▶ Work instructions
Print the listing below exactly.

▶ Input records

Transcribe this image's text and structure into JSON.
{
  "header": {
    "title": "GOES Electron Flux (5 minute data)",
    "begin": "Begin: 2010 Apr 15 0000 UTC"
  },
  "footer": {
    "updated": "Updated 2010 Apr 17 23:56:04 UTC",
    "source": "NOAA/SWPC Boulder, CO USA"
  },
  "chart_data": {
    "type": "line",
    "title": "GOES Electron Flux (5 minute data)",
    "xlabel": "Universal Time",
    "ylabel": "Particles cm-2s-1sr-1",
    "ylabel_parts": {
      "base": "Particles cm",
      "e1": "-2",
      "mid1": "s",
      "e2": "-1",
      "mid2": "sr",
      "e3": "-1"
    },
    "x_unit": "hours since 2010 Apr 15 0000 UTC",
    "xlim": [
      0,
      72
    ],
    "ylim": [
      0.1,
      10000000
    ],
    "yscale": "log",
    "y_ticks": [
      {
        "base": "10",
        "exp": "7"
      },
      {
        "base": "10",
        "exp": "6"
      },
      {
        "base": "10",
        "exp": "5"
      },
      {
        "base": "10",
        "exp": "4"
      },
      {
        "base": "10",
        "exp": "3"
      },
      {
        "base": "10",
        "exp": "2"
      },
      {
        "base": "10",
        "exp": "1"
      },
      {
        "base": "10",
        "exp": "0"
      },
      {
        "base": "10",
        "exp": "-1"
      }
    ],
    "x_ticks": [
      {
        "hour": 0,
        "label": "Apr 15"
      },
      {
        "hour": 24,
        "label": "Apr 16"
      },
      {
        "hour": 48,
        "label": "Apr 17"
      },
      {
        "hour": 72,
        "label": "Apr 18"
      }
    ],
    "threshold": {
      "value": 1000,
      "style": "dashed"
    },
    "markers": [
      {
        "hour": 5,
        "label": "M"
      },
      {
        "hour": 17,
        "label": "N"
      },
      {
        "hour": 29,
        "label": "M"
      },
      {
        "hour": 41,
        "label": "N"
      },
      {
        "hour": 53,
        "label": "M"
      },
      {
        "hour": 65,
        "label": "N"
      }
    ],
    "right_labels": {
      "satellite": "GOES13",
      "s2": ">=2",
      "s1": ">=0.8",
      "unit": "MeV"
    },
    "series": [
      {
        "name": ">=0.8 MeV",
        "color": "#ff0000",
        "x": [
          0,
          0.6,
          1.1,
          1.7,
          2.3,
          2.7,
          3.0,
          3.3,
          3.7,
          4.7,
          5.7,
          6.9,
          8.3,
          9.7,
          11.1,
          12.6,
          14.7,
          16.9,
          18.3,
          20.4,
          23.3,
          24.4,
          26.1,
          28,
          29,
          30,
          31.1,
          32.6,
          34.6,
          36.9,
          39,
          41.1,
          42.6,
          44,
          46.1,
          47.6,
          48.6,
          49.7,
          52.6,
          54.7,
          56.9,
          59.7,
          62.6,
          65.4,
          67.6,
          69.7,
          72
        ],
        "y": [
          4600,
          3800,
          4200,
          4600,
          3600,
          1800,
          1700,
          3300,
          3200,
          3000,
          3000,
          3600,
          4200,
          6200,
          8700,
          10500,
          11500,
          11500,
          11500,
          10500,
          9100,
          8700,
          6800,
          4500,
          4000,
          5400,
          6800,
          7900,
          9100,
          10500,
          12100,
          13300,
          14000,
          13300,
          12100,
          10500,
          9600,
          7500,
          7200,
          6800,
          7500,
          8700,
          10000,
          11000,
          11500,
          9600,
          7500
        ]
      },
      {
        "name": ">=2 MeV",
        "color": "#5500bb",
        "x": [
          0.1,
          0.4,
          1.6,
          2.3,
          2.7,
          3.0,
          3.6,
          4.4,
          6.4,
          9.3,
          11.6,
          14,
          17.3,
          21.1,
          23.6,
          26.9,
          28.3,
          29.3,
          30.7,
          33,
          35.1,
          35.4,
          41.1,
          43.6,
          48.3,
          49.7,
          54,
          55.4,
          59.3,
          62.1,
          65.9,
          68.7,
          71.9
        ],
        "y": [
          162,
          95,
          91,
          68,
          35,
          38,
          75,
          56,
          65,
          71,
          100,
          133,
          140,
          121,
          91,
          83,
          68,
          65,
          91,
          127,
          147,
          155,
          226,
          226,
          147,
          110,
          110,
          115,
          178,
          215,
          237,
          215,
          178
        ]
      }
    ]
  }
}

▶ Output for this exercise
Transcribe this image's text and structure into JSON.
{
  "header": {
    "title": "GOES Electron Flux (5 minute data)",
    "begin": "Begin: 2010 Apr 15 0000 UTC"
  },
  "footer": {
    "updated": "Updated 2010 Apr 17 23:56:04 UTC",
    "source": "NOAA/SWPC Boulder, CO USA"
  },
  "chart_data": {
    "type": "line",
    "title": "GOES Electron Flux (5 minute data)",
    "xlabel": "Universal Time",
    "ylabel": "Particles cm-2s-1sr-1",
    "ylabel_parts": {
      "base": "Particles cm",
      "e1": "-2",
      "mid1": "s",
      "e2": "-1",
      "mid2": "sr",
      "e3": "-1"
    },
    "x_unit": "hours since 2010 Apr 15 0000 UTC",
    "xlim": [
      0,
      72
    ],
    "ylim": [
      0.1,
      10000000
    ],
    "yscale": "log",
    "y_ticks": [
      {
        "base": "10",
        "exp": "7"
      },
      {
        "base": "10",
        "exp": "6"
      },
      {
        "base": "10",
        "exp": "5"
      },
      {
        "base": "10",
        "exp": "4"
      },
      {
        "base": "10",
        "exp": "3"
      },
      {
        "base": "10",
        "exp": "2"
      },
      {
        "base": "10",
        "exp": "1"
      },
      {
        "base": "10",
        "exp": "0"
      },
      {
        "base": "10",
        "exp": "-1"
      }
    ],
    "x_ticks": [
      {
        "hour": 0,
        "label": "Apr 15"
      },
      {
        "hour": 24,
        "label": "Apr 16"
      },
      {
        "hour": 48,
        "label": "Apr 17"
      },
      {
        "hour": 72,
        "label": "Apr 18"
      }
    ],
    "threshold": {
      "value": 1000,
      "style": "dashed"
    },
    "markers": [
      {
        "hour": 5,
        "label": "M"
      },
      {
        "hour": 17,
        "label": "N"
      },
      {
        "hour": 29,
        "label": "M"
      },
      {
        "hour": 41,
        "label": "N"
      },
      {
        "hour": 53,
        "label": "M"
      },
      {
        "hour": 65,
        "label": "N"
      }
    ],
    "right_labels": {
      "satellite": "GOES13",
      "s2": ">=2",
      "s1": ">=0.8",
      "unit": "MeV"
    },
    "series": [
      {
        "name": ">=0.8 MeV",
        "color": "#ff0000",
        "x": [
          0,
          0.6,
          1.1,
          1.7,
          2.3,
          2.7,
          3.0,
          3.3,
          3.7,
          4.7,
          5.7,
          6.9,
          8.3,
          9.7,
          11.1,
          12.6,
          14.7,
          16.9,
          18.3,
          20.4,
          23.3,
          24.4,
          26.1,
          28,
          29,
          30,
          31.1,
          32.6,
          34.6,
          36.9,
          39,
          41.1,
          42.6,
          44,
          46.1,
          47.6,
          48.6,
          49.7,
          52.6,
          54.7,
          56.9,
          59.7,
          62.6,
          65.4,
          67.6,
          69.7,
          72
        ],
        "y": [
          4600,
          3800,
          4200,
          4600,
          3600,
          1800,
          1700,
          3300,
          3200,
          3000,
          3000,
          3600,
          4200,
          6200,
          8700,
          10500,
          11500,
          11500,
          11500,
          10500,
          9100,
          8700,
          6800,
          4500,
          4000,
          5400,
          6800,
          7900,
          9100,
          10500,
          12100,
          13300,
          14000,
          13300,
          12100,
          10500,
          9600,
          7500,
          7200,
          6800,
          7500,
          8700,
          10000,
          11000,
          11500,
          9600,
          7500
        ]
      },
      {
        "name": ">=2 MeV",
        "color": "#5500bb",
        "x": [
          0.1,
          0.4,
          1.6,
          2.3,
          2.7,
          3.0,
          3.6,
          4.4,
          6.4,
          9.3,
          11.6,
          14,
          17.3,
          21.1,
          23.6,
          26.9,
          28.3,
          29.3,
          30.7,
          33,
          35.1,
          35.4,
          41.1,
          43.6,
          48.3,
          49.7,
          54,
          55.4,
          59.3,
          62.1,
          65.9,
          68.7,
          71.9
        ],
        "y": [
          162,
          95,
          91,
          68,
          35,
          38,
          75,
          56,
          65,
          71,
          100,
          133,
          140,
          121,
          91,
          83,
          68,
          65,
          91,
          127,
          147,
          155,
          226,
          226,
          147,
          110,
          110,
          115,
          178,
          215,
          237,
          215,
          178
        ]
      }
    ]
  }
}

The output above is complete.